Every line in the listing is to be echoed verbatim.
====== Supplied data ======
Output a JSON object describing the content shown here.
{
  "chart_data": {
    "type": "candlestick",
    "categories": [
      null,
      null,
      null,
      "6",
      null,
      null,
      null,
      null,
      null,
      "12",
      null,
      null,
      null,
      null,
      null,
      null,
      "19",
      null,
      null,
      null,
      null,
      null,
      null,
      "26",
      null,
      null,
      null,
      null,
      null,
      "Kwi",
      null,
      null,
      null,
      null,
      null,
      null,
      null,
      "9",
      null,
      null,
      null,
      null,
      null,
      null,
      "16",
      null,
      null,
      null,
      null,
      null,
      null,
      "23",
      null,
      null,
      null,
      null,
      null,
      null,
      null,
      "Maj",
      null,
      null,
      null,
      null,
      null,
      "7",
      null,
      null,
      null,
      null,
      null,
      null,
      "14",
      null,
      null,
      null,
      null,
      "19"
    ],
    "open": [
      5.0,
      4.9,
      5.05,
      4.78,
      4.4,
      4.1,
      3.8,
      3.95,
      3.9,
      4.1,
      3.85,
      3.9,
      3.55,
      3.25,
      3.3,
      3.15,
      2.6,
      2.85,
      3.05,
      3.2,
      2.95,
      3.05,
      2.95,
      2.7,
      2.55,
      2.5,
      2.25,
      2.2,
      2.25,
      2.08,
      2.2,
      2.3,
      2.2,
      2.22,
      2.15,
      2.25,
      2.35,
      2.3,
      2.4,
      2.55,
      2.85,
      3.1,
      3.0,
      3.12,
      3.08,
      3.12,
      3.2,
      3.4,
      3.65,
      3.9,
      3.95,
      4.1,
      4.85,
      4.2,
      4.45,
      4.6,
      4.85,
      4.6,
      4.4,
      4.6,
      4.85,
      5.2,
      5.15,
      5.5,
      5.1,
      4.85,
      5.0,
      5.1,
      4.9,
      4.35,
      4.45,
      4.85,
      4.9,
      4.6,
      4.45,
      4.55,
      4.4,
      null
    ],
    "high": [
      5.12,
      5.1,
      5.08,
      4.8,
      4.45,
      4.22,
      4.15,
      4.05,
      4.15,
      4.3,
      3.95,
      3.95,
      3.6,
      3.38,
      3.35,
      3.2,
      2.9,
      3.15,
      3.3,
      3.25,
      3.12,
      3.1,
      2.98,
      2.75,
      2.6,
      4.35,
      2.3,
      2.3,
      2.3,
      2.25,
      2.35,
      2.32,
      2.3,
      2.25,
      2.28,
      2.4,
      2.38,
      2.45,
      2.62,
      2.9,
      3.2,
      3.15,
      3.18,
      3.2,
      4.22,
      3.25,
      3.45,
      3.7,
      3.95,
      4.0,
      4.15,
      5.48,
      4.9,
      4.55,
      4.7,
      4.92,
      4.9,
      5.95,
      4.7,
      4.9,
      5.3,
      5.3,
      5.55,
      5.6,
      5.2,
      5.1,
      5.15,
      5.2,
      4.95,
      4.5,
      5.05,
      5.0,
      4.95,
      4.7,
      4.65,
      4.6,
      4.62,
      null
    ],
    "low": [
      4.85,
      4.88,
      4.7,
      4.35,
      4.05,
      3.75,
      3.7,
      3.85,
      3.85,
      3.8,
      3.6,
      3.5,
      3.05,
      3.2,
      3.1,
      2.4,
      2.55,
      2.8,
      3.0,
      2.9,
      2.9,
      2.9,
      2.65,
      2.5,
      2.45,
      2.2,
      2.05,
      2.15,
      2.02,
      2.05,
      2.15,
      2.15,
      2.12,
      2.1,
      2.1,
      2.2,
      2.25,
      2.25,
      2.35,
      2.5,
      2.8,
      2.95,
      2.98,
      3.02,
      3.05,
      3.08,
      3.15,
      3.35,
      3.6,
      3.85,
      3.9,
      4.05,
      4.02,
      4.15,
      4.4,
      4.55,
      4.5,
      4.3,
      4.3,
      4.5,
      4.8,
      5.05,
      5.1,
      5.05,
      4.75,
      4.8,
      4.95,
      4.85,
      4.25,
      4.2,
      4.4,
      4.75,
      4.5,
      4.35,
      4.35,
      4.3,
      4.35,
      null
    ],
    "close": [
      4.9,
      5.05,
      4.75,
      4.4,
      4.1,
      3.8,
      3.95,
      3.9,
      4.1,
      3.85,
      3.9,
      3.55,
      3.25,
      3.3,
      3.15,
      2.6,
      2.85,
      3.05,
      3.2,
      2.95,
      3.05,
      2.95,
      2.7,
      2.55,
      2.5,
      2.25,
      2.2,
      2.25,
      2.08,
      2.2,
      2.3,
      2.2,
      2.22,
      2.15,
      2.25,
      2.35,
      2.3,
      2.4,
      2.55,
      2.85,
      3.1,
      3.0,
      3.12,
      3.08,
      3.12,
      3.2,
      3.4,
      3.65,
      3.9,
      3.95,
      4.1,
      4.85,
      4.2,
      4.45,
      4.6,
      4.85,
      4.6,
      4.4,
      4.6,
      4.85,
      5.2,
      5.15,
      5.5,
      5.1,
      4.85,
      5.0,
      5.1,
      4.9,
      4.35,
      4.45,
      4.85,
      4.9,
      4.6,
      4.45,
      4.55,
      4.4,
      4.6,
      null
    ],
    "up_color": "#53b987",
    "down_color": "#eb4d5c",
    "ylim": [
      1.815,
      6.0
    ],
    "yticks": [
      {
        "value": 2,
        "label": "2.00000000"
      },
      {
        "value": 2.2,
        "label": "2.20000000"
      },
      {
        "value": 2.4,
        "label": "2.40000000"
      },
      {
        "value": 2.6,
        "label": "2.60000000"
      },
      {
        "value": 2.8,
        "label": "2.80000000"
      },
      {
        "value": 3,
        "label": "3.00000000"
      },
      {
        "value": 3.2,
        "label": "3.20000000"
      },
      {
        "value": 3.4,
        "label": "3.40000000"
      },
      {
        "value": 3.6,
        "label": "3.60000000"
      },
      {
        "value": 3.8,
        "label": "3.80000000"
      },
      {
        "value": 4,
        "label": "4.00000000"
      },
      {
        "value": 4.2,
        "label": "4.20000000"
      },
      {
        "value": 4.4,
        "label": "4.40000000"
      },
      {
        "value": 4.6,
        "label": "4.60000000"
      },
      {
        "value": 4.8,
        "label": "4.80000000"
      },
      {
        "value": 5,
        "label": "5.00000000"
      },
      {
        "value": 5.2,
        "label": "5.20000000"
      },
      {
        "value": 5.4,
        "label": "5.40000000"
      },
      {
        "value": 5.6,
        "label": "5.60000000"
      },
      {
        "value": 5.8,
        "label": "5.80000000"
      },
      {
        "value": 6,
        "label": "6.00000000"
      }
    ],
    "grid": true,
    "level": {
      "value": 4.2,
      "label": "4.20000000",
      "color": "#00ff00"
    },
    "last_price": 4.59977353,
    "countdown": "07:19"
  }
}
======
§ In response
Output a JSON object describing the content shown here.
{
  "chart_data": {
    "type": "candlestick",
    "categories": [
      null,
      null,
      null,
      "6",
      null,
      null,
      null,
      null,
      null,
      "12",
      null,
      null,
      null,
      null,
      null,
      null,
      "19",
      null,
      null,
      null,
      null,
      null,
      null,
      "26",
      null,
      null,
      null,
      null,
      null,
      "Kwi",
      null,
      null,
      null,
      null,
      null,
      null,
      null,
      "9",
      null,
      null,
      null,
      null,
      null,
      null,
      "16",
      null,
      null,
      null,
      null,
      null,
      null,
      "23",
      null,
      null,
      null,
      null,
      null,
      null,
      null,
      "Maj",
      null,
      null,
      null,
      null,
      null,
      "7",
      null,
      null,
      null,
      null,
      null,
      null,
      "14",
      null,
      null,
      null,
      null,
      "19"
    ],
    "open": [
      5.0,
      4.9,
      5.05,
      4.78,
      4.4,
      4.1,
      3.8,
      3.95,
      3.9,
      4.1,
      3.85,
      3.9,
      3.55,
      3.25,
      3.3,
      3.15,
      2.6,
      2.85,
      3.05,
      3.2,
      2.95,
      3.05,
      2.95,
      2.7,
      2.55,
      2.5,
      2.25,
      2.2,
      2.25,
      2.08,
      2.2,
      2.3,
      2.2,
      2.22,
      2.15,
      2.25,
      2.35,
      2.3,
      2.4,
      2.55,
      2.85,
      3.1,
      3.0,
      3.12,
      3.08,
      3.12,
      3.2,
      3.4,
      3.65,
      3.9,
      3.95,
      4.1,
      4.85,
      4.2,
      4.45,
      4.6,
      4.85,
      4.6,
      4.4,
      4.6,
      4.85,
      5.2,
      5.15,
      5.5,
      5.1,
      4.85,
      5.0,
      5.1,
      4.9,
      4.35,
      4.45,
      4.85,
      4.9,
      4.6,
      4.45,
      4.55,
      4.4,
      null
    ],
    "high": [
      5.12,
      5.1,
      5.08,
      4.8,
      4.45,
      4.22,
      4.15,
      4.05,
      4.15,
      4.3,
      3.95,
      3.95,
      3.6,
      3.38,
      3.35,
      3.2,
      2.9,
      3.15,
      3.3,
      3.25,
      3.12,
      3.1,
      2.98,
      2.75,
      2.6,
      4.35,
      2.3,
      2.3,
      2.3,
      2.25,
      2.35,
      2.32,
      2.3,
      2.25,
      2.28,
      2.4,
      2.38,
      2.45,
      2.62,
      2.9,
      3.2,
      3.15,
      3.18,
      3.2,
      4.22,
      3.25,
      3.45,
      3.7,
      3.95,
      4.0,
      4.15,
      5.48,
      4.9,
      4.55,
      4.7,
      4.92,
      4.9,
      5.95,
      4.7,
      4.9,
      5.3,
      5.3,
      5.55,
      5.6,
      5.2,
      5.1,
      5.15,
      5.2,
      4.95,
      4.5,
      5.05,
      5.0,
      4.95,
      4.7,
      4.65,
      4.6,
      4.62,
      null
    ],
    "low": [
      4.85,
      4.88,
      4.7,
      4.35,
      4.05,
      3.75,
      3.7,
      3.85,
      3.85,
      3.8,
      3.6,
      3.5,
      3.05,
      3.2,
      3.1,
      2.4,
      2.55,
      2.8,
      3.0,
      2.9,
      2.9,
      2.9,
      2.65,
      2.5,
      2.45,
      2.2,
      2.05,
      2.15,
      2.02,
      2.05,
      2.15,
      2.15,
      2.12,
      2.1,
      2.1,
      2.2,
      2.25,
      2.25,
      2.35,
      2.5,
      2.8,
      2.95,
      2.98,
      3.02,
      3.05,
      3.08,
      3.15,
      3.35,
      3.6,
      3.85,
      3.9,
      4.05,
      4.02,
      4.15,
      4.4,
      4.55,
      4.5,
      4.3,
      4.3,
      4.5,
      4.8,
      5.05,
      5.1,
      5.05,
      4.75,
      4.8,
      4.95,
      4.85,
      4.25,
      4.2,
      4.4,
      4.75,
      4.5,
      4.35,
      4.35,
      4.3,
      4.35,
      null
    ],
    "close": [
      4.9,
      5.05,
      4.75,
      4.4,
      4.1,
      3.8,
      3.95,
      3.9,
      4.1,
      3.85,
      3.9,
      3.55,
      3.25,
      3.3,
      3.15,
      2.6,
      2.85,
      3.05,
      3.2,
      2.95,
      3.05,
      2.95,
      2.7,
      2.55,
      2.5,
      2.25,
      2.2,
      2.25,
      2.08,
      2.2,
      2.3,
      2.2,
      2.22,
      2.15,
      2.25,
      2.35,
      2.3,
      2.4,
      2.55,
      2.85,
      3.1,
      3.0,
      3.12,
      3.08,
      3.12,
      3.2,
      3.4,
      3.65,
      3.9,
      3.95,
      4.1,
      4.85,
      4.2,
      4.45,
      4.6,
      4.85,
      4.6,
      4.4,
      4.6,
      4.85,
      5.2,
      5.15,
      5.5,
      5.1,
      4.85,
      5.0,
      5.1,
      4.9,
      4.35,
      4.45,
      4.85,
      4.9,
      4.6,
      4.45,
      4.55,
      4.4,
      4.6,
      null
    ],
    "up_color": "#53b987",
    "down_color": "#eb4d5c",
    "ylim": [
      1.815,
      6.0
    ],
    "yticks": [
      {
        "value": 2,
        "label": "2.00000000"
      },
      {
        "value": 2.2,
        "label": "2.20000000"
      },
      {
        "value": 2.4,
        "label": "2.40000000"
      },
      {
        "value": 2.6,
        "label": "2.60000000"
      },
      {
        "value": 2.8,
        "label": "2.80000000"
      },
      {
        "value": 3,
        "label": "3.00000000"
      },
      {
        "value": 3.2,
        "label": "3.20000000"
      },
      {
        "value": 3.4,
        "label": "3.40000000"
      },
      {
        "value": 3.6,
        "label": "3.60000000"
      },
      {
        "value": 3.8,
        "label": "3.80000000"
      },
      {
        "value": 4,
        "label": "4.00000000"
      },
      {
        "value": 4.2,
        "label": "4.20000000"
      },
      {
        "value": 4.4,
        "label": "4.40000000"
      },
      {
        "value": 4.6,
        "label": "4.60000000"
      },
      {
        "value": 4.8,
        "label": "4.80000000"
      },
      {
        "value": 5,
        "label": "5.00000000"
      },
      {
        "value": 5.2,
        "label": "5.20000000"
      },
      {
        "value": 5.4,
        "label": "5.40000000"
      },
      {
        "value": 5.6,
        "label": "5.60000000"
      },
      {
        "value": 5.8,
        "label": "5.80000000"
      },
      {
        "value": 6,
        "label": "6.00000000"
      }
    ],
    "grid": true,
    "level": {
      "value": 4.2,
      "label": "4.20000000",
      "color": "#00ff00"
    },
    "last_price": 4.59977353,
    "countdown": "07:19"
  }
}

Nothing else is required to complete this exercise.